* _Your task_
What is the number of lines in the data holding the word "sided"? Give that number by itself.
--- BEGIN Given entries ---
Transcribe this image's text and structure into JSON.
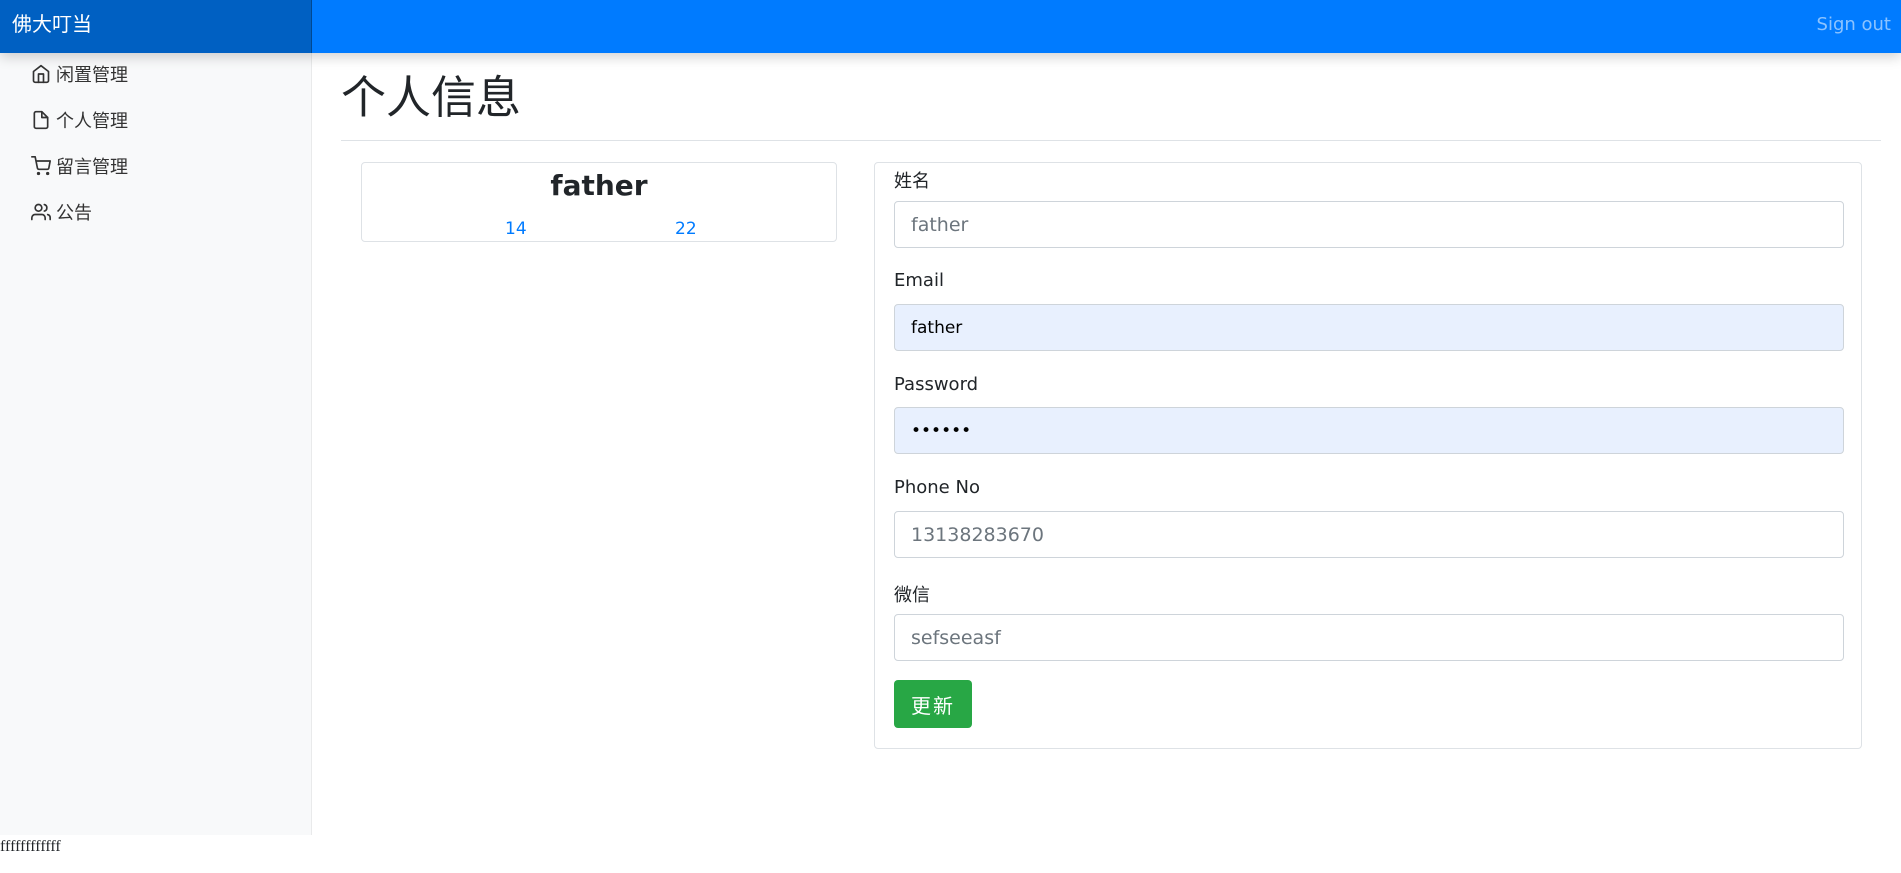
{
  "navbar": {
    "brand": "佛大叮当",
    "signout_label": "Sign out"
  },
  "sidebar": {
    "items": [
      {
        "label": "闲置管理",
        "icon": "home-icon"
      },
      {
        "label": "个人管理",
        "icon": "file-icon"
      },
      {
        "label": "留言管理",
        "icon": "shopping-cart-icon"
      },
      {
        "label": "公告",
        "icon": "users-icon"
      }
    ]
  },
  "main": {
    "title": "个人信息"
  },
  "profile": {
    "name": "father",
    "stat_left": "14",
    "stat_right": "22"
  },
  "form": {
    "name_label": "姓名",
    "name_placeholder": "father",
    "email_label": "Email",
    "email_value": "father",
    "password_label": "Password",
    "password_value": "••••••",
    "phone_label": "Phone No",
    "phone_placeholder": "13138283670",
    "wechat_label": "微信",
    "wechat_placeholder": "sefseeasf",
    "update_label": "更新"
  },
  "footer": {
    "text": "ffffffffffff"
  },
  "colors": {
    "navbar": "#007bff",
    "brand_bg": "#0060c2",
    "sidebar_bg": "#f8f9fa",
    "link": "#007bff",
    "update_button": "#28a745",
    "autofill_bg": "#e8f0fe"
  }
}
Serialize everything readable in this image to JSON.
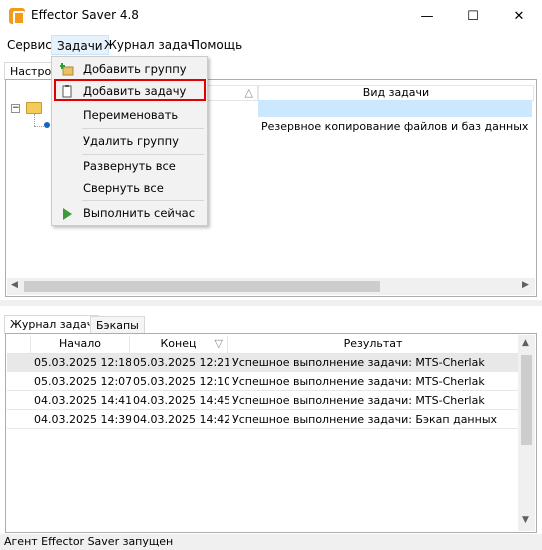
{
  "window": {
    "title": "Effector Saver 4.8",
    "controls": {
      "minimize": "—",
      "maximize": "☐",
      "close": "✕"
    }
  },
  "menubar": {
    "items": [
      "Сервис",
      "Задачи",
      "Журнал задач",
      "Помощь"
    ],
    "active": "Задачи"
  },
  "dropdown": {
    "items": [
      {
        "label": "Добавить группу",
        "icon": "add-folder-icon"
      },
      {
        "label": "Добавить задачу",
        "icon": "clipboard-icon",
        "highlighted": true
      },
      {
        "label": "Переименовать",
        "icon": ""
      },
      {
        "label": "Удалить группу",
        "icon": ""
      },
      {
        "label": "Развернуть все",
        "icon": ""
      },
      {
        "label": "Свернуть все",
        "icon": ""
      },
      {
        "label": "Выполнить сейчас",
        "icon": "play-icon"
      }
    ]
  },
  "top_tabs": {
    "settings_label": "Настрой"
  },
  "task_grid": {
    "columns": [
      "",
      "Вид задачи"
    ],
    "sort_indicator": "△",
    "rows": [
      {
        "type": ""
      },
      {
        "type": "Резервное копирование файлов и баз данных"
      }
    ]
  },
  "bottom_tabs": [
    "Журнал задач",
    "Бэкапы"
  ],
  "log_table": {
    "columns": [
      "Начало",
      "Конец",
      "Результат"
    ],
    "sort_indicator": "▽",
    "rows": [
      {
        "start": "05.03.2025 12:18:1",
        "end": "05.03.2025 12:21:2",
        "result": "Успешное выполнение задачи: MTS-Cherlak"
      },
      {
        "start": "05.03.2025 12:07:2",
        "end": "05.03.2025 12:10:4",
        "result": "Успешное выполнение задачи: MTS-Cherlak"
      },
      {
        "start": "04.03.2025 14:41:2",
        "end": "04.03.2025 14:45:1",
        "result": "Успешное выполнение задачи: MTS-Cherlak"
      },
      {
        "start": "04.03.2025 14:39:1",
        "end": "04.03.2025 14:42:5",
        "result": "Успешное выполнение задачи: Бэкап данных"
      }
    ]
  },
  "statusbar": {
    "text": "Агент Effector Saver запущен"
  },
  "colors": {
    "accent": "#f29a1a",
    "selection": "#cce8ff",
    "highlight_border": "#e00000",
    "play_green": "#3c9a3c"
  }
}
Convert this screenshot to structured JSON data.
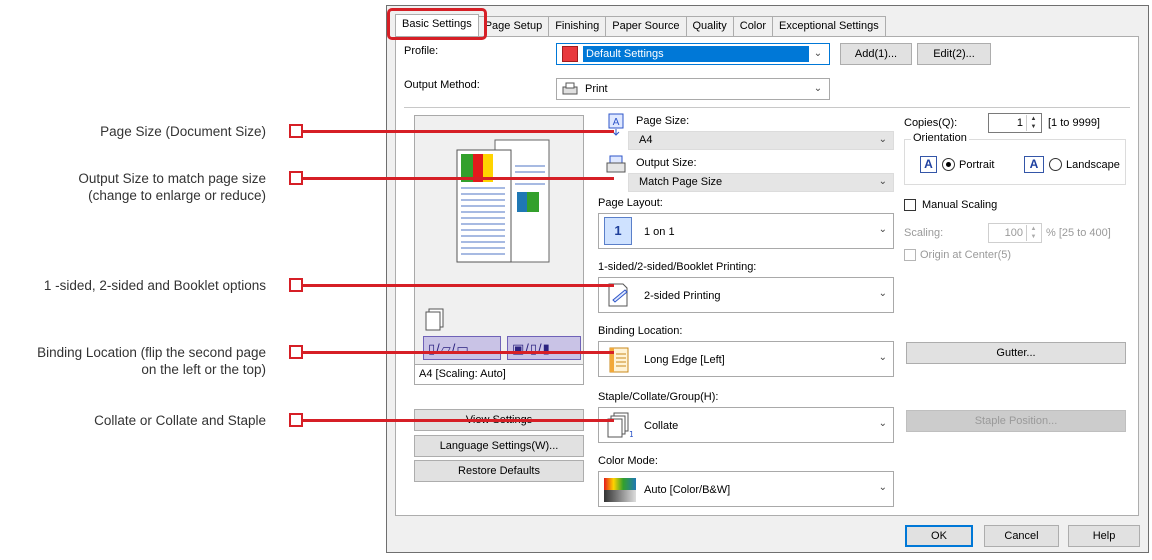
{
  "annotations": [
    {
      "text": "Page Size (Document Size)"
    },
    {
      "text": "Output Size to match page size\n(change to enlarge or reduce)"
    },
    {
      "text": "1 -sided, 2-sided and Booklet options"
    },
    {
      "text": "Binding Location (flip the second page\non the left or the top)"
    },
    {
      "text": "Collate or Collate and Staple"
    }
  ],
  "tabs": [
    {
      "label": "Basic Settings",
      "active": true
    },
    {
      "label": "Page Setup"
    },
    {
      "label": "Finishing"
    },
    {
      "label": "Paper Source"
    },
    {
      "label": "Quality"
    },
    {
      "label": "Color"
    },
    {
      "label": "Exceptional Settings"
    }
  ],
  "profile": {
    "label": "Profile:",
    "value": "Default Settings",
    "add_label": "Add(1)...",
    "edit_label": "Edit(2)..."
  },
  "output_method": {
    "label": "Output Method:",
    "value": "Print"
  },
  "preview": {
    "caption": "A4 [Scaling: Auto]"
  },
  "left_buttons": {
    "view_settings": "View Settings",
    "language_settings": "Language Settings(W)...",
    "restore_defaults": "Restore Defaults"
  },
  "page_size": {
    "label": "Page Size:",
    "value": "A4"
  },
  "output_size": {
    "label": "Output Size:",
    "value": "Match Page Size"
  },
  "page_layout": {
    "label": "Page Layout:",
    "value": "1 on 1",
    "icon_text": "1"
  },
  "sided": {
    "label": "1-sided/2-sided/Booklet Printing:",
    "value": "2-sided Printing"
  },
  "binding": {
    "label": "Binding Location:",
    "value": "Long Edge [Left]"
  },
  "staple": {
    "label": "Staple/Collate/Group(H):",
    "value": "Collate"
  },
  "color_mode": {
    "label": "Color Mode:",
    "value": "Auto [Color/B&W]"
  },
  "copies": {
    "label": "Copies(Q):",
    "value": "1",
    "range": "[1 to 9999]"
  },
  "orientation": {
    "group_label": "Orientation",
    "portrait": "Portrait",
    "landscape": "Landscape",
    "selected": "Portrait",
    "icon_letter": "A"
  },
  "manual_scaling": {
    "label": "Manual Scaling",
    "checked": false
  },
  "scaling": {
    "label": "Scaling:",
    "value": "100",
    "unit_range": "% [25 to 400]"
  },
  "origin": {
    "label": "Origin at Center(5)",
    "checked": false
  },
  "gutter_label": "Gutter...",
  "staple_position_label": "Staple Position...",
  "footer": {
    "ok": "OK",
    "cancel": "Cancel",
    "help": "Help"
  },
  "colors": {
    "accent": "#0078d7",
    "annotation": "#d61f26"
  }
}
--- END Given entries ---
* _Task result_
4